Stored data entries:
:::::
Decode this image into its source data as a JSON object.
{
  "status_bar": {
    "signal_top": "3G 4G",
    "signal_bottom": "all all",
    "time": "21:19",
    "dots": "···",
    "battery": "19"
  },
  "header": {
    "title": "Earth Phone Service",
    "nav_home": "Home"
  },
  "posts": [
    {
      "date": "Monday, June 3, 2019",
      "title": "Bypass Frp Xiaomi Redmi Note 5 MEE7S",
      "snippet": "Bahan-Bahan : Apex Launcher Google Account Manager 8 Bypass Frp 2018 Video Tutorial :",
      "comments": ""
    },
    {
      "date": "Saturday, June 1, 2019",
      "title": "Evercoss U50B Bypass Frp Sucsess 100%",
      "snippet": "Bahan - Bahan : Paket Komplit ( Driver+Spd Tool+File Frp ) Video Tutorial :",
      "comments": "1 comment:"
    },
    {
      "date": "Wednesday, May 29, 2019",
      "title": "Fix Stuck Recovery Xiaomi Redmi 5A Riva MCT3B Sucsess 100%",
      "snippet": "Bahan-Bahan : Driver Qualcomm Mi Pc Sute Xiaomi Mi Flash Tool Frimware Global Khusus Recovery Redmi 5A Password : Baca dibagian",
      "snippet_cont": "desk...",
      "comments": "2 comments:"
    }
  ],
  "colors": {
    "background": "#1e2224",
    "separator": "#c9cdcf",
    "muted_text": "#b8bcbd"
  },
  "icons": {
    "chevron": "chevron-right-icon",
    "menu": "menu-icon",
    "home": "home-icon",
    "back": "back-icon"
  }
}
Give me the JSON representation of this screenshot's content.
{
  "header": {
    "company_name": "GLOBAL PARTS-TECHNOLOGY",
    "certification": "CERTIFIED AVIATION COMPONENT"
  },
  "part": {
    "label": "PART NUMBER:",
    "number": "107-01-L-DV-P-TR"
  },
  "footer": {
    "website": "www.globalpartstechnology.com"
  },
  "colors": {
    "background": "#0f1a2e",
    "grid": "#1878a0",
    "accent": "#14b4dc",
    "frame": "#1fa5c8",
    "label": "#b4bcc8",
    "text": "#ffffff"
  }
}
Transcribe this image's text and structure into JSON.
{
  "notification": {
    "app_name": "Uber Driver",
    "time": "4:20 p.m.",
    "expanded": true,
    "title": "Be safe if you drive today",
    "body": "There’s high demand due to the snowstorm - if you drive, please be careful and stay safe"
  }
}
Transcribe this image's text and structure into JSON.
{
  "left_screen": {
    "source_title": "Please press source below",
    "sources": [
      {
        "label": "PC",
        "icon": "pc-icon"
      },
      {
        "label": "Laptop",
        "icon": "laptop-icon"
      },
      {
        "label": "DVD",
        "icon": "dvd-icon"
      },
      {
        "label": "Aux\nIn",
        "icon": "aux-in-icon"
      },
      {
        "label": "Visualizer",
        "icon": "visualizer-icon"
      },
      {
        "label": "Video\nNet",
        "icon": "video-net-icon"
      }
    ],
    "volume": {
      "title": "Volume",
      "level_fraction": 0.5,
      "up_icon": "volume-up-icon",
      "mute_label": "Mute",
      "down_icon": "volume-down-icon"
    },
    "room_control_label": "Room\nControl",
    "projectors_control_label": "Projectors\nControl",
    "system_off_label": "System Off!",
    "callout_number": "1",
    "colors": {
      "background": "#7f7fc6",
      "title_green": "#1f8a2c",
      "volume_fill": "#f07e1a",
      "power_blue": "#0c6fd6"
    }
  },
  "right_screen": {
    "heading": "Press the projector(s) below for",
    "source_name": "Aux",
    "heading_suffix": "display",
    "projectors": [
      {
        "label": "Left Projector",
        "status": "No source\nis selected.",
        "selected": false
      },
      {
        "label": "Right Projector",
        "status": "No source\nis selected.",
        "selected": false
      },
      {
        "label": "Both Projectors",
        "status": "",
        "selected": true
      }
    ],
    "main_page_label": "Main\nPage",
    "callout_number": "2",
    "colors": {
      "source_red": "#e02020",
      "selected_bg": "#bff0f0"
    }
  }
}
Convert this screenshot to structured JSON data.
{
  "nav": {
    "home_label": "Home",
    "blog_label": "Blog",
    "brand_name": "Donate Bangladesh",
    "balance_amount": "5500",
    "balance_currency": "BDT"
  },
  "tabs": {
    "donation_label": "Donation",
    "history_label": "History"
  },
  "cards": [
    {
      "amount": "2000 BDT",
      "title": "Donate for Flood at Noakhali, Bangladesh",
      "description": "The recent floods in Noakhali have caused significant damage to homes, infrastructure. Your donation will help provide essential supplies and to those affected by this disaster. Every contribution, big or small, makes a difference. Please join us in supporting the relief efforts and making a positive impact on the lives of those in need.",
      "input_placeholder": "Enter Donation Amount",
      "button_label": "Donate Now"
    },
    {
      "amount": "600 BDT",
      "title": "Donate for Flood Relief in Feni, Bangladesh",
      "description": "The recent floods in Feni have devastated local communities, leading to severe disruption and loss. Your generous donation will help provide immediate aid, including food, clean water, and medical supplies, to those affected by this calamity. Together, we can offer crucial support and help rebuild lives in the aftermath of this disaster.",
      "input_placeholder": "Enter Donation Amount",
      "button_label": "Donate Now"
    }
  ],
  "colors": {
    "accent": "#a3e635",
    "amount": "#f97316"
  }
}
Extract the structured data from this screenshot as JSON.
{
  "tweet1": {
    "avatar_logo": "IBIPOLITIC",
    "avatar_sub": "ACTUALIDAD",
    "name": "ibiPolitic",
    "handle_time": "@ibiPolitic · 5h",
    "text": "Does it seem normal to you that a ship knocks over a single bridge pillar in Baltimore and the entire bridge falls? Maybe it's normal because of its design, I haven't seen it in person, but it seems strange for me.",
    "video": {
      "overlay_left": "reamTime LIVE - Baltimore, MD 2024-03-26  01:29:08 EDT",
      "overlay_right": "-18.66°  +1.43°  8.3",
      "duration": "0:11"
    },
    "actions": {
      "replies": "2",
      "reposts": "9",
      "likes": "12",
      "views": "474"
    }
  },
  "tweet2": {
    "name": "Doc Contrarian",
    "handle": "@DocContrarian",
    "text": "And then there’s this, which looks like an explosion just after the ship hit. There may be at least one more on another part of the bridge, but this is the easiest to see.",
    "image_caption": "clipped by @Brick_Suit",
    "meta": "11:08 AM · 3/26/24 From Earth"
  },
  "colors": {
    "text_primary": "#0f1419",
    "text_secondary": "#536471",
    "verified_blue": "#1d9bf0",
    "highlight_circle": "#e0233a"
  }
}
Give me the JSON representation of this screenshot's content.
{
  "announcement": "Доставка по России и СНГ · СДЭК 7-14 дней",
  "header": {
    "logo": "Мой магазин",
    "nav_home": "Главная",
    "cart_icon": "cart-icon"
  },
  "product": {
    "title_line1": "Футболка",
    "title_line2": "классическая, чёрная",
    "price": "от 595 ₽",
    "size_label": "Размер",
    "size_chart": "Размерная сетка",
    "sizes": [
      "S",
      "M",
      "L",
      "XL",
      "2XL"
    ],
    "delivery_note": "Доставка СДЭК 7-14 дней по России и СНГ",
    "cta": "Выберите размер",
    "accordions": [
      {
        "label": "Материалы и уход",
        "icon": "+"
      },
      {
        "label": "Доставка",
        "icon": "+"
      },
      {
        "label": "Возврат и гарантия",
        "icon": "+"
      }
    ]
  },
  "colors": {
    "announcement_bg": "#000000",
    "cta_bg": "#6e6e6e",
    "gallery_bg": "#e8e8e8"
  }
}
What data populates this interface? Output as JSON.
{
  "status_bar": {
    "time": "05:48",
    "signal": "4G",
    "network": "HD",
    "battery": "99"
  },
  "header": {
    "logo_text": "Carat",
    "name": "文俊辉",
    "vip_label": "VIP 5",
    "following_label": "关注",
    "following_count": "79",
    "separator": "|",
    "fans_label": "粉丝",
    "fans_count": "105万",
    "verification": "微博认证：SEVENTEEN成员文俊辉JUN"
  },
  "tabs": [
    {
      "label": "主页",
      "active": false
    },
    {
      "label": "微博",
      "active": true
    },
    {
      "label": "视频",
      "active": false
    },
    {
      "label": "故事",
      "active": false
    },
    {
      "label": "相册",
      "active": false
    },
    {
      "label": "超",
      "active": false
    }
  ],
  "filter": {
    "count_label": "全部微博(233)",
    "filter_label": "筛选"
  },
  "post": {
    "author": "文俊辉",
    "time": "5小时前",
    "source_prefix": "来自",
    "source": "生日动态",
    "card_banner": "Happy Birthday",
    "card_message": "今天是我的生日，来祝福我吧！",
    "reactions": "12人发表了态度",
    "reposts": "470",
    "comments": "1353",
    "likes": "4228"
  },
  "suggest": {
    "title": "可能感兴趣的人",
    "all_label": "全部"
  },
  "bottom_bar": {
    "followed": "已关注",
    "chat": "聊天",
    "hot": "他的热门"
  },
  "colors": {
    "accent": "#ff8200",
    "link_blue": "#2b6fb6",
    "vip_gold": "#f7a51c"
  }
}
:::::
In the entries above, how many lines hold the word "Bypass"? State the number and nothing else.

Written answer - 3